_Stated problem_
Reproduce each of the rows below word for word, keeping every character unchanged.

[START Data supplied]

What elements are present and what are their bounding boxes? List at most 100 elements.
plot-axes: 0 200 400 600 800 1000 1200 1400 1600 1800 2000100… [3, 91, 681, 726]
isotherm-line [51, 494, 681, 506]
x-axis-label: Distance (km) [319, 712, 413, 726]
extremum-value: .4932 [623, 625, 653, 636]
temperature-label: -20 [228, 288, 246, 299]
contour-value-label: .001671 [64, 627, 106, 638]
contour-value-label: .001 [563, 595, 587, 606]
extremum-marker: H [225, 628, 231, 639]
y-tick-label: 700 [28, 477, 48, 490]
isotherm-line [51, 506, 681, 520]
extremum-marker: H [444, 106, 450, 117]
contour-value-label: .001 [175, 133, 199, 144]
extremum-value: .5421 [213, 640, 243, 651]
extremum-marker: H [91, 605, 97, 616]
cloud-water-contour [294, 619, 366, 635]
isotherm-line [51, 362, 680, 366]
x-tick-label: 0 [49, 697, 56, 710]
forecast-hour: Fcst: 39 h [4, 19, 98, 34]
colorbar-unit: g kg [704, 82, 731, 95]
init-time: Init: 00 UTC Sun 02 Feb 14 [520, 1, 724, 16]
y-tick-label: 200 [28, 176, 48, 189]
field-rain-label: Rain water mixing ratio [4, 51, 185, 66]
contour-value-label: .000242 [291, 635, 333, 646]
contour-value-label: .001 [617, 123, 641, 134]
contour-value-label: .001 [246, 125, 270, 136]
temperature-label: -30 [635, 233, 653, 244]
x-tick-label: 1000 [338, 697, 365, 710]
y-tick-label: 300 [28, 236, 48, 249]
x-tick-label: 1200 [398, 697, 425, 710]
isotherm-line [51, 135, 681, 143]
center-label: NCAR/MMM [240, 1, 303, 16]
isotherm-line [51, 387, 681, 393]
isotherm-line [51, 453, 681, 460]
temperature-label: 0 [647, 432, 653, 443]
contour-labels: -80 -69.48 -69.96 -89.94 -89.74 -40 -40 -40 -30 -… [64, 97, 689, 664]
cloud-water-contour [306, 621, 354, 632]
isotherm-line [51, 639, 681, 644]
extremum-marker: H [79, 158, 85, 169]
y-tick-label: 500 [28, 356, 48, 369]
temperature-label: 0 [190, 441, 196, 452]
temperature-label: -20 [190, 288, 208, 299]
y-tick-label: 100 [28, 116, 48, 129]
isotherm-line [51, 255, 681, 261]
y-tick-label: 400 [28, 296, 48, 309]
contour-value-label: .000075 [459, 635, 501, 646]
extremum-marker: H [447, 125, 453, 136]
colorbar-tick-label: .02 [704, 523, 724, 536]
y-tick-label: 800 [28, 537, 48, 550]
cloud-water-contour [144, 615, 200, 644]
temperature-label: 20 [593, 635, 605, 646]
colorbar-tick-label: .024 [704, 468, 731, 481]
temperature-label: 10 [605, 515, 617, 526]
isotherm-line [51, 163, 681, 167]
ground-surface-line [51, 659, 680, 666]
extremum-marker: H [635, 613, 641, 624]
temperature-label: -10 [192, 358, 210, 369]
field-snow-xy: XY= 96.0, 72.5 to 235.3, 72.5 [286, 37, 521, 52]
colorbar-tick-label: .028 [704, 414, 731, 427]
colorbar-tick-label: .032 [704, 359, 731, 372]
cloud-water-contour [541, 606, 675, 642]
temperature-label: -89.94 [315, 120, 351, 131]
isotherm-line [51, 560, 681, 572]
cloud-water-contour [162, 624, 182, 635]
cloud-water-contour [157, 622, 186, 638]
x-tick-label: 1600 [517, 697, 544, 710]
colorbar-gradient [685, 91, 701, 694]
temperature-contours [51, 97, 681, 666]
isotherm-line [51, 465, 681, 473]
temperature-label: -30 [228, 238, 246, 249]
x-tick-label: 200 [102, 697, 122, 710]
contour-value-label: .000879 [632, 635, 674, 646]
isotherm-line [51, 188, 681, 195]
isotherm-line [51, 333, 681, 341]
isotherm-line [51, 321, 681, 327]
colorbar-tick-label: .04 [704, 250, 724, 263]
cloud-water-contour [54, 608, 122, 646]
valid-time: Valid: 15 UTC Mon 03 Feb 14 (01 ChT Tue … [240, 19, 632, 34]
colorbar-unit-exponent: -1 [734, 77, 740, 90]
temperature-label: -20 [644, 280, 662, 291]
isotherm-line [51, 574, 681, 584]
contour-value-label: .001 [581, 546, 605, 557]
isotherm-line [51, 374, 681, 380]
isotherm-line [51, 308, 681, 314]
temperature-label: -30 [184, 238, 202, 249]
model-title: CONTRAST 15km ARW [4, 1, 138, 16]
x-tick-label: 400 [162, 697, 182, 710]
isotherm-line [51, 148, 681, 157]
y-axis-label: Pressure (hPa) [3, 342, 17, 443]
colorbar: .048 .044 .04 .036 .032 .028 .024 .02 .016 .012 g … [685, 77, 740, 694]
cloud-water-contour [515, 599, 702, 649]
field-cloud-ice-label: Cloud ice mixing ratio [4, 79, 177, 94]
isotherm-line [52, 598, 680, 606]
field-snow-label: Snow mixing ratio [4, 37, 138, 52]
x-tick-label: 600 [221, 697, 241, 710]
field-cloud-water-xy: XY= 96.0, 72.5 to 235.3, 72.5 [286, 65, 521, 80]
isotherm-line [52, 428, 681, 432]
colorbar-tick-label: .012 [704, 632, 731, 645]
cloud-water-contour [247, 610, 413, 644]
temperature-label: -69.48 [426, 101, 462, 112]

[END Data supplied]

_Correct output_
What elements are present and what are their bounding boxes? List at most 100 elements.
plot-axes: 0 200 400 600 800 1000 1200 1400 1600 1800 2000100… [3, 91, 681, 726]
isotherm-line [51, 494, 681, 506]
x-axis-label: Distance (km) [319, 712, 413, 726]
extremum-value: .4932 [623, 625, 653, 636]
temperature-label: -20 [228, 288, 246, 299]
contour-value-label: .001671 [64, 627, 106, 638]
contour-value-label: .001 [563, 595, 587, 606]
extremum-marker: H [225, 628, 231, 639]
y-tick-label: 700 [28, 477, 48, 490]
isotherm-line [51, 506, 681, 520]
extremum-marker: H [444, 106, 450, 117]
contour-value-label: .001 [175, 133, 199, 144]
extremum-value: .5421 [213, 640, 243, 651]
extremum-marker: H [91, 605, 97, 616]
cloud-water-contour [294, 619, 366, 635]
isotherm-line [51, 362, 680, 366]
x-tick-label: 0 [49, 697, 56, 710]
forecast-hour: Fcst: 39 h [4, 19, 98, 34]
colorbar-unit: g kg [704, 82, 731, 95]
init-time: Init: 00 UTC Sun 02 Feb 14 [520, 1, 724, 16]
y-tick-label: 200 [28, 176, 48, 189]
field-rain-label: Rain water mixing ratio [4, 51, 185, 66]
contour-value-label: .000242 [291, 635, 333, 646]
contour-value-label: .001 [617, 123, 641, 134]
contour-value-label: .001 [246, 125, 270, 136]
temperature-label: -30 [635, 233, 653, 244]
x-tick-label: 1000 [338, 697, 365, 710]
y-tick-label: 300 [28, 236, 48, 249]
x-tick-label: 1200 [398, 697, 425, 710]
isotherm-line [51, 135, 681, 143]
center-label: NCAR/MMM [240, 1, 303, 16]
isotherm-line [51, 387, 681, 393]
isotherm-line [51, 453, 681, 460]
temperature-label: 0 [647, 432, 653, 443]
contour-labels: -80 -69.48 -69.96 -89.94 -89.74 -40 -40 -40 -30 -… [64, 97, 689, 664]
cloud-water-contour [306, 621, 354, 632]
isotherm-line [51, 639, 681, 644]
extremum-marker: H [79, 158, 85, 169]
y-tick-label: 500 [28, 356, 48, 369]
temperature-label: 0 [190, 441, 196, 452]
temperature-label: -20 [190, 288, 208, 299]
y-tick-label: 100 [28, 116, 48, 129]
isotherm-line [51, 255, 681, 261]
y-tick-label: 400 [28, 296, 48, 309]
contour-value-label: .000075 [459, 635, 501, 646]
extremum-marker: H [447, 125, 453, 136]
colorbar-tick-label: .02 [704, 523, 724, 536]
y-tick-label: 800 [28, 537, 48, 550]
cloud-water-contour [144, 615, 200, 644]
temperature-label: 20 [593, 635, 605, 646]
colorbar-tick-label: .024 [704, 468, 731, 481]
temperature-label: 10 [605, 515, 617, 526]
isotherm-line [51, 163, 681, 167]
ground-surface-line [51, 659, 680, 666]
extremum-marker: H [635, 613, 641, 624]
temperature-label: -10 [192, 358, 210, 369]
field-snow-xy: XY= 96.0, 72.5 to 235.3, 72.5 [286, 37, 521, 52]
colorbar-tick-label: .028 [704, 414, 731, 427]
colorbar-tick-label: .032 [704, 359, 731, 372]
cloud-water-contour [541, 606, 675, 642]
temperature-label: -89.94 [315, 120, 351, 131]
isotherm-line [51, 560, 681, 572]
cloud-water-contour [162, 624, 182, 635]
cloud-water-contour [157, 622, 186, 638]
x-tick-label: 1600 [517, 697, 544, 710]
colorbar-gradient [685, 91, 701, 694]
temperature-contours [51, 97, 681, 666]
isotherm-line [51, 465, 681, 473]
temperature-label: -30 [228, 238, 246, 249]
x-tick-label: 200 [102, 697, 122, 710]
contour-value-label: .000879 [632, 635, 674, 646]
isotherm-line [51, 188, 681, 195]
isotherm-line [51, 333, 681, 341]
isotherm-line [51, 321, 681, 327]
colorbar-tick-label: .04 [704, 250, 724, 263]
cloud-water-contour [54, 608, 122, 646]
valid-time: Valid: 15 UTC Mon 03 Feb 14 (01 ChT Tue … [240, 19, 632, 34]
colorbar-unit-exponent: -1 [734, 77, 740, 90]
temperature-label: -20 [644, 280, 662, 291]
isotherm-line [51, 574, 681, 584]
contour-value-label: .001 [581, 546, 605, 557]
isotherm-line [51, 374, 681, 380]
isotherm-line [51, 308, 681, 314]
temperature-label: -30 [184, 238, 202, 249]
model-title: CONTRAST 15km ARW [4, 1, 138, 16]
x-tick-label: 400 [162, 697, 182, 710]
isotherm-line [51, 148, 681, 157]
y-axis-label: Pressure (hPa) [3, 342, 17, 443]
colorbar: .048 .044 .04 .036 .032 .028 .024 .02 .016 .012 g … [685, 77, 740, 694]
cloud-water-contour [515, 599, 702, 649]
field-cloud-ice-label: Cloud ice mixing ratio [4, 79, 177, 94]
isotherm-line [52, 598, 680, 606]
field-snow-label: Snow mixing ratio [4, 37, 138, 52]
x-tick-label: 600 [221, 697, 241, 710]
field-cloud-water-xy: XY= 96.0, 72.5 to 235.3, 72.5 [286, 65, 521, 80]
isotherm-line [52, 428, 681, 432]
colorbar-tick-label: .012 [704, 632, 731, 645]
cloud-water-contour [247, 610, 413, 644]
temperature-label: -69.48 [426, 101, 462, 112]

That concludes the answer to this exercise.